## WHAT YOU HAVE TO DO
In the records below, find each line with the word "西南证券整理" and copy it.

——

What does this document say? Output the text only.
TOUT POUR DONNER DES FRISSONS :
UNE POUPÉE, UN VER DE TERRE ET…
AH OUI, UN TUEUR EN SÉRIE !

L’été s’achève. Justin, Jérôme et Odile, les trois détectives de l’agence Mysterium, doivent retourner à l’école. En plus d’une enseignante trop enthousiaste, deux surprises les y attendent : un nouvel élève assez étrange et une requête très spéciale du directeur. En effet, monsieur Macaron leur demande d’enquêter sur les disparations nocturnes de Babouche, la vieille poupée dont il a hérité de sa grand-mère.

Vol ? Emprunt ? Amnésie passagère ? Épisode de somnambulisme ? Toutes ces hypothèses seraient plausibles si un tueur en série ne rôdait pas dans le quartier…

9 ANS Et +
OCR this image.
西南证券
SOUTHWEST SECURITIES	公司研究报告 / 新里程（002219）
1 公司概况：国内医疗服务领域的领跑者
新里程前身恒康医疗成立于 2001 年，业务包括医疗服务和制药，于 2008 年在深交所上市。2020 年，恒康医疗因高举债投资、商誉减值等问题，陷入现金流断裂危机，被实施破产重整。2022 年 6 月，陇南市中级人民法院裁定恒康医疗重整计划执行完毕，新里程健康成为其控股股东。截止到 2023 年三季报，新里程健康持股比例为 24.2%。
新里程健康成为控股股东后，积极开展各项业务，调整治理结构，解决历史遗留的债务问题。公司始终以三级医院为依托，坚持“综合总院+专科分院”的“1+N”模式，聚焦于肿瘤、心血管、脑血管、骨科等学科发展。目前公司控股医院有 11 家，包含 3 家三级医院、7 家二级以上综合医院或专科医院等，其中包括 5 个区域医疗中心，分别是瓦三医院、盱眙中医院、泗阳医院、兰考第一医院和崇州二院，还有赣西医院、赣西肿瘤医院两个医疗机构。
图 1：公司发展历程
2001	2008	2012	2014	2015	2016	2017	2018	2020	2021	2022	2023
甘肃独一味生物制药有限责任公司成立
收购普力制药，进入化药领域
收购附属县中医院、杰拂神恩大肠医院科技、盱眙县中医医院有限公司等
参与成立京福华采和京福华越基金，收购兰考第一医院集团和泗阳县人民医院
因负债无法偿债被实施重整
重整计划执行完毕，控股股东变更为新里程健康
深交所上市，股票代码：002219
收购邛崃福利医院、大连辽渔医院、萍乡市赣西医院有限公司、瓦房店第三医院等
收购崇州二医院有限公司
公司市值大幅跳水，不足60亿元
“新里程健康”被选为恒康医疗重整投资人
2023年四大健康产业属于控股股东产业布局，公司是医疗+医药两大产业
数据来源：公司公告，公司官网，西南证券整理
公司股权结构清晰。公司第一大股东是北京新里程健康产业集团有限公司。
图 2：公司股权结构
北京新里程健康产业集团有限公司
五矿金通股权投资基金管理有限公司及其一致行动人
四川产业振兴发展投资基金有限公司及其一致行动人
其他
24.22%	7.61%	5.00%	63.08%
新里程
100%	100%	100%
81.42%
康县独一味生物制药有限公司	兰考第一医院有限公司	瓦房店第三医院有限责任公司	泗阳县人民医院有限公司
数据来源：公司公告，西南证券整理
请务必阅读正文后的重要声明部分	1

——

## RESPONSE TO THE TASK
数据来源：公司公告，公司官网，西南证券整理
数据来源：公司公告，西南证券整理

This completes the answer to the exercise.